Stored items
--- --- ---
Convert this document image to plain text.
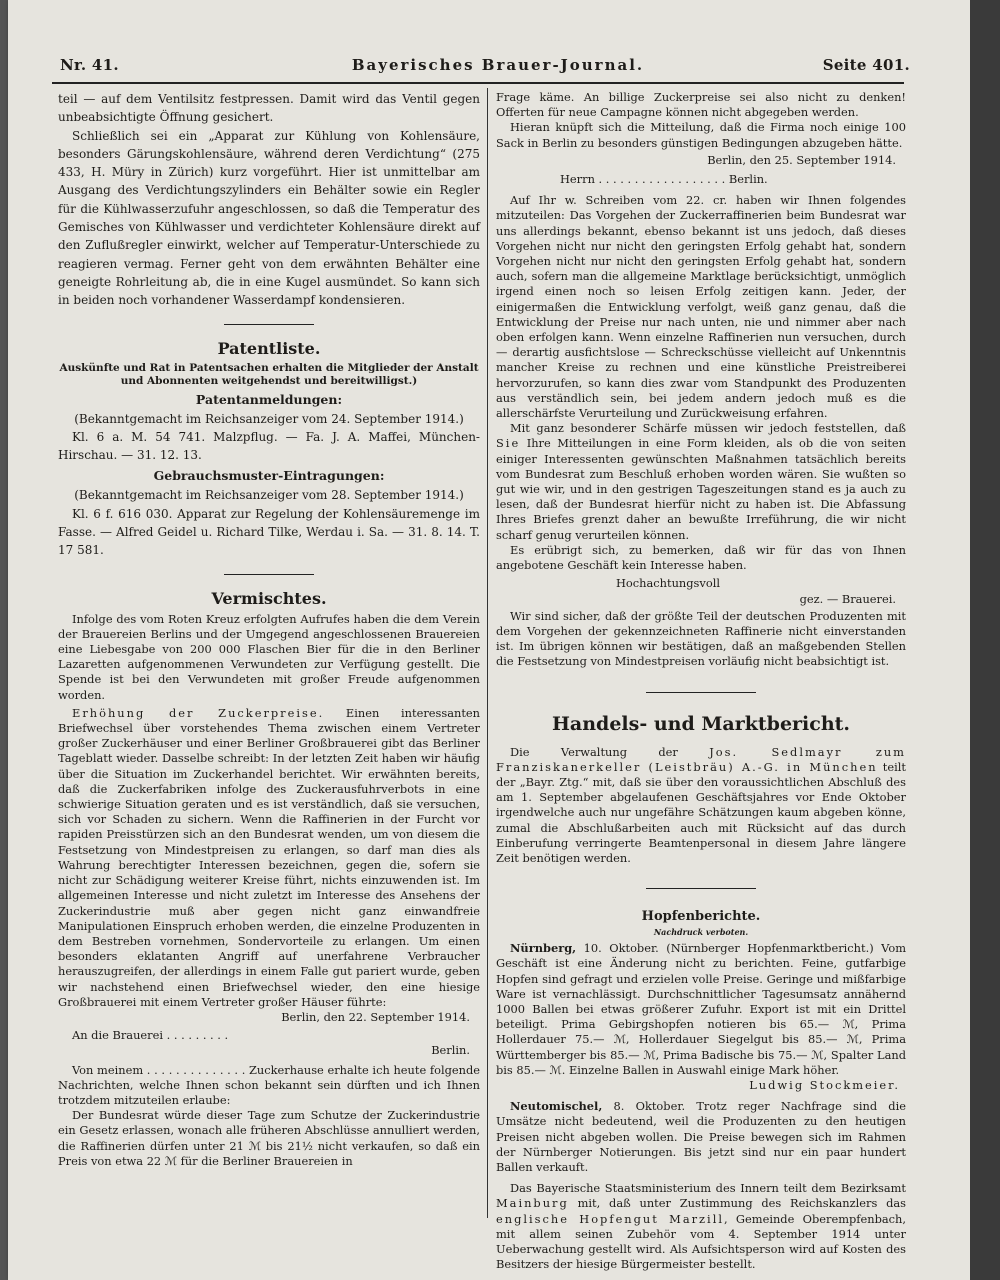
Nr. 41.	Bayerisches Brauer-Journal.	Seite 401.

teil — auf dem Ventilsitz festpressen. Damit wird das Ventil gegen unbeabsichtigte Öffnung gesichert.

Schließlich sei ein „Apparat zur Kühlung von Kohlensäure, besonders Gärungskohlensäure, während deren Verdichtung“ (275 433, H. Müry in Zürich) kurz vorgeführt. Hier ist unmittelbar am Ausgang des Verdichtungszylinders ein Behälter sowie ein Regler für die Kühlwasserzufuhr angeschlossen, so daß die Temperatur des Gemisches von Kühlwasser und verdichteter Kohlensäure direkt auf den Zuflußregler einwirkt, welcher auf Temperatur-Unterschiede zu reagieren vermag. Ferner geht von dem erwähnten Behälter eine geneigte Rohrleitung ab, die in eine Kugel ausmündet. So kann sich in beiden noch vorhandener Wasserdampf kondensieren.

Patentliste.

Auskünfte und Rat in Patentsachen erhalten die Mitglieder der Anstalt und Abonnenten weitgehendst und bereitwilligst.)

Patentanmeldungen:

(Bekanntgemacht im Reichsanzeiger vom 24. September 1914.)

Kl. 6 a. M. 54 741. Malzpflug. — Fa. J. A. Maffei, München-Hirschau. — 31. 12. 13.

Gebrauchsmuster-Eintragungen:

(Bekanntgemacht im Reichsanzeiger vom 28. September 1914.)

Kl. 6 f. 616 030. Apparat zur Regelung der Kohlensäuremenge im Fasse. — Alfred Geidel u. Richard Tilke, Werdau i. Sa. — 31. 8. 14. T. 17 581.

Vermischtes.

Infolge des vom Roten Kreuz erfolgten Aufrufes haben die dem Verein der Brauereien Berlins und der Umgegend angeschlossenen Brauereien eine Liebesgabe von 200 000 Flaschen Bier für die in den Berliner Lazaretten aufgenommenen Verwundeten zur Verfügung gestellt. Die Spende ist bei den Verwundeten mit großer Freude aufgenommen worden.

Erhöhung der Zuckerpreise. Einen interessanten Briefwechsel über vorstehendes Thema zwischen einem Vertreter großer Zuckerhäuser und einer Berliner Großbrauerei gibt das Berliner Tageblatt wieder. Dasselbe schreibt: In der letzten Zeit haben wir häufig über die Situation im Zuckerhandel berichtet. Wir erwähnten bereits, daß die Zuckerfabriken infolge des Zuckerausfuhrverbots in eine schwierige Situation geraten und es ist verständlich, daß sie versuchen, sich vor Schaden zu sichern. Wenn die Raffinerien in der Furcht vor rapiden Preisstürzen sich an den Bundesrat wenden, um von diesem die Festsetzung von Mindestpreisen zu erlangen, so darf man dies als Wahrung berechtigter Interessen bezeichnen, gegen die, sofern sie nicht zur Schädigung weiterer Kreise führt, nichts einzuwenden ist. Im allgemeinen Interesse und nicht zuletzt im Interesse des Ansehens der Zuckerindustrie muß aber gegen nicht ganz einwandfreie Manipulationen Einspruch erhoben werden, die einzelne Produzenten in dem Bestreben vornehmen, Sondervorteile zu erlangen. Um einen besonders eklatanten Angriff auf unerfahrene Verbraucher herauszugreifen, der allerdings in einem Falle gut pariert wurde, geben wir nachstehend einen Briefwechsel wieder, den eine hiesige Großbrauerei mit einem Vertreter großer Häuser führte:

Berlin, den 22. September 1914.

An die Brauerei . . . . . . . . .

Berlin.

Von meinem . . . . . . . . . . . . . . Zuckerhause erhalte ich heute folgende Nachrichten, welche Ihnen schon bekannt sein dürften und ich Ihnen trotzdem mitzuteilen erlaube:

Der Bundesrat würde dieser Tage zum Schutze der Zuckerindustrie ein Gesetz erlassen, wonach alle früheren Abschlüsse annulliert werden, die Raffinerien dürfen unter 21 ℳ bis 21½ nicht verkaufen, so daß ein Preis von etwa 22 ℳ für die Berliner Brauereien in

Frage käme. An billige Zuckerpreise sei also nicht zu denken! Offerten für neue Campagne können nicht abgegeben werden.

Hieran knüpft sich die Mitteilung, daß die Firma noch einige 100 Sack in Berlin zu besonders günstigen Bedingungen abzugeben hätte.

Berlin, den 25. September 1914.

Herrn . . . . . . . . . . . . . . . . . . Berlin.

Auf Ihr w. Schreiben vom 22. cr. haben wir Ihnen folgendes mitzuteilen: Das Vorgehen der Zuckerraffinerien beim Bundesrat war uns allerdings bekannt, ebenso bekannt ist uns jedoch, daß dieses Vorgehen nicht nur nicht den geringsten Erfolg gehabt hat, sondern Vorgehen nicht nur nicht den geringsten Erfolg gehabt hat, sondern auch, sofern man die allgemeine Marktlage berücksichtigt, unmöglich irgend einen noch so leisen Erfolg zeitigen kann. Jeder, der einigermaßen die Entwicklung verfolgt, weiß ganz genau, daß die Entwicklung der Preise nur nach unten, nie und nimmer aber nach oben erfolgen kann. Wenn einzelne Raffinerien nun versuchen, durch — derartig ausfichtslose — Schreckschüsse vielleicht auf Unkenntnis mancher Kreise zu rechnen und eine künstliche Preistreiberei hervorzurufen, so kann dies zwar vom Standpunkt des Produzenten aus verständlich sein, bei jedem andern jedoch muß es die allerschärfste Verurteilung und Zurückweisung erfahren.

Mit ganz besonderer Schärfe müssen wir jedoch feststellen, daß Sie Ihre Mitteilungen in eine Form kleiden, als ob die von seiten einiger Interessenten gewünschten Maßnahmen tatsächlich bereits vom Bundesrat zum Beschluß erhoben worden wären. Sie wußten so gut wie wir, und in den gestrigen Tageszeitungen stand es ja auch zu lesen, daß der Bundesrat hierfür nicht zu haben ist. Die Abfassung Ihres Briefes grenzt daher an bewußte Irreführung, die wir nicht scharf genug verurteilen können.

Es erübrigt sich, zu bemerken, daß wir für das von Ihnen angebotene Geschäft kein Interesse haben.

Hochachtungsvoll

gez. — Brauerei.

Wir sind sicher, daß der größte Teil der deutschen Produzenten mit dem Vorgehen der gekennzeichneten Raffinerie nicht einverstanden ist. Im übrigen können wir bestätigen, daß an maßgebenden Stellen die Festsetzung von Mindestpreisen vorläufig nicht beabsichtigt ist.

Handels- und Marktbericht.

Die Verwaltung der Jos. Sedlmayr zum Franziskanerkeller (Leistbräu) A.-G. in München teilt der „Bayr. Ztg.“ mit, daß sie über den voraussichtlichen Abschluß des am 1. September abgelaufenen Geschäftsjahres vor Ende Oktober irgendwelche auch nur ungefähre Schätzungen kaum abgeben könne, zumal die Abschlußarbeiten auch mit Rücksicht auf das durch Einberufung verringerte Beamtenpersonal in diesem Jahre längere Zeit benötigen werden.

Hopfenberichte.
Nachdruck verboten.

Nürnberg, 10. Oktober. (Nürnberger Hopfenmarktbericht.) Vom Geschäft ist eine Änderung nicht zu berichten. Feine, gutfarbige Hopfen sind gefragt und erzielen volle Preise. Geringe und mißfarbige Ware ist vernachlässigt. Durchschnittlicher Tagesumsatz annähernd 1000 Ballen bei etwas größerer Zufuhr. Export ist mit ein Drittel beteiligt. Prima Gebirgshopfen notieren bis 65.— ℳ, Prima Hollerdauer 75.— ℳ, Hollerdauer Siegelgut bis 85.— ℳ, Prima Württemberger bis 85.— ℳ, Prima Badische bis 75.— ℳ, Spalter Land bis 85.— ℳ. Einzelne Ballen in Auswahl einige Mark höher.

Ludwig Stockmeier.

Neutomischel, 8. Oktober. Trotz reger Nachfrage sind die Umsätze nicht bedeutend, weil die Produzenten zu den heutigen Preisen nicht abgeben wollen. Die Preise bewegen sich im Rahmen der Nürnberger Notierungen. Bis jetzt sind nur ein paar hundert Ballen verkauft.

Das Bayerische Staatsministerium des Innern teilt dem Bezirksamt Mainburg mit, daß unter Zustimmung des Reichskanzlers das englische Hopfengut Marzill, Gemeinde Oberempfenbach, mit allem seinen Zubehör vom 4. September 1914 unter Ueberwachung gestellt wird. Als Aufsichtsperson wird auf Kosten des Besitzers der hiesige Bürgermeister bestellt.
--- --- ---
What the exercise asks: Copy out each line of the records where the string "Reichsanzeiger" appears.

Task result:
(Bekanntgemacht im Reichsanzeiger vom 24. September 1914.)
(Bekanntgemacht im Reichsanzeiger vom 28. September 1914.)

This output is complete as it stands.